» Requirement
Identify the lines containing the word "Reconnect". Copy each one.

» Data shown
━━━━━━━━━━
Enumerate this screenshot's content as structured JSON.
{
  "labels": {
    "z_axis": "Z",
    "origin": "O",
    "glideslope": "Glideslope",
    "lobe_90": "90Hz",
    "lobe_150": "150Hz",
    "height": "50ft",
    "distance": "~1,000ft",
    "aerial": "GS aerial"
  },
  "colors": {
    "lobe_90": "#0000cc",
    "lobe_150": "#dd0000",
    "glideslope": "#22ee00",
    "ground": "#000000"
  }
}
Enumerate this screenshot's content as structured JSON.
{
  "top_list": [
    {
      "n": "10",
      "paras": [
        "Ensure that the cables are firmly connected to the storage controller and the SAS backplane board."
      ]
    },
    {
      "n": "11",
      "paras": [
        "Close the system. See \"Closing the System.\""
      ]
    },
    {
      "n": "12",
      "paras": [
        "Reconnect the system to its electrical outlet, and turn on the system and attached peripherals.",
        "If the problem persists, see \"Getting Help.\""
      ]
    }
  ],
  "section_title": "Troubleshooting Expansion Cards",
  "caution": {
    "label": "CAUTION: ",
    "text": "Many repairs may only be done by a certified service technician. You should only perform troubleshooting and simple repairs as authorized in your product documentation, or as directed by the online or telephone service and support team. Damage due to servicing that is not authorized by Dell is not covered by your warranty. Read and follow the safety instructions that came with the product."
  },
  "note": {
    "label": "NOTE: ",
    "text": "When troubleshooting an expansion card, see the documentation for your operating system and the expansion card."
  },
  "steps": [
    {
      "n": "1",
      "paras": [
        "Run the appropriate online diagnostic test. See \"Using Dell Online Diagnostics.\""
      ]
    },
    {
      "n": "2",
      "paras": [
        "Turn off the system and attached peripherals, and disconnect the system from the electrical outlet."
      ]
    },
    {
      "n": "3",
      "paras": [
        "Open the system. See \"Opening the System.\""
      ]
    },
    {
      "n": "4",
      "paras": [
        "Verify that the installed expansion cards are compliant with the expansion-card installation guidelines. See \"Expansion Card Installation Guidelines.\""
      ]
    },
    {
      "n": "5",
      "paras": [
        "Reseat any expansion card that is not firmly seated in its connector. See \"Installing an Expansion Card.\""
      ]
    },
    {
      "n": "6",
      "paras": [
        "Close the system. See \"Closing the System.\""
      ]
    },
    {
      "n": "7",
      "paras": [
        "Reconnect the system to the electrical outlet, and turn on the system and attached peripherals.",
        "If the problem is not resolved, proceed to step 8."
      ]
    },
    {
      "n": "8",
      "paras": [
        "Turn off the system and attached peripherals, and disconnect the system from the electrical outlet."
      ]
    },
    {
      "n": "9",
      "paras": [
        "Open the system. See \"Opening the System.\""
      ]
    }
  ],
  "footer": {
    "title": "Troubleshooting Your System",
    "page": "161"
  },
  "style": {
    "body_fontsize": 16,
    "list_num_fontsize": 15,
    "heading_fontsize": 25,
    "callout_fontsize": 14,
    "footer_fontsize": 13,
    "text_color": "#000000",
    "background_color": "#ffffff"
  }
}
━━━━━━━━━━
» Solution to this exercise
        "Reconnect the system to its electrical outlet, and turn on the system and attached peripherals.",
        "Reconnect the system to the electrical outlet, and turn on the system and attached peripherals.",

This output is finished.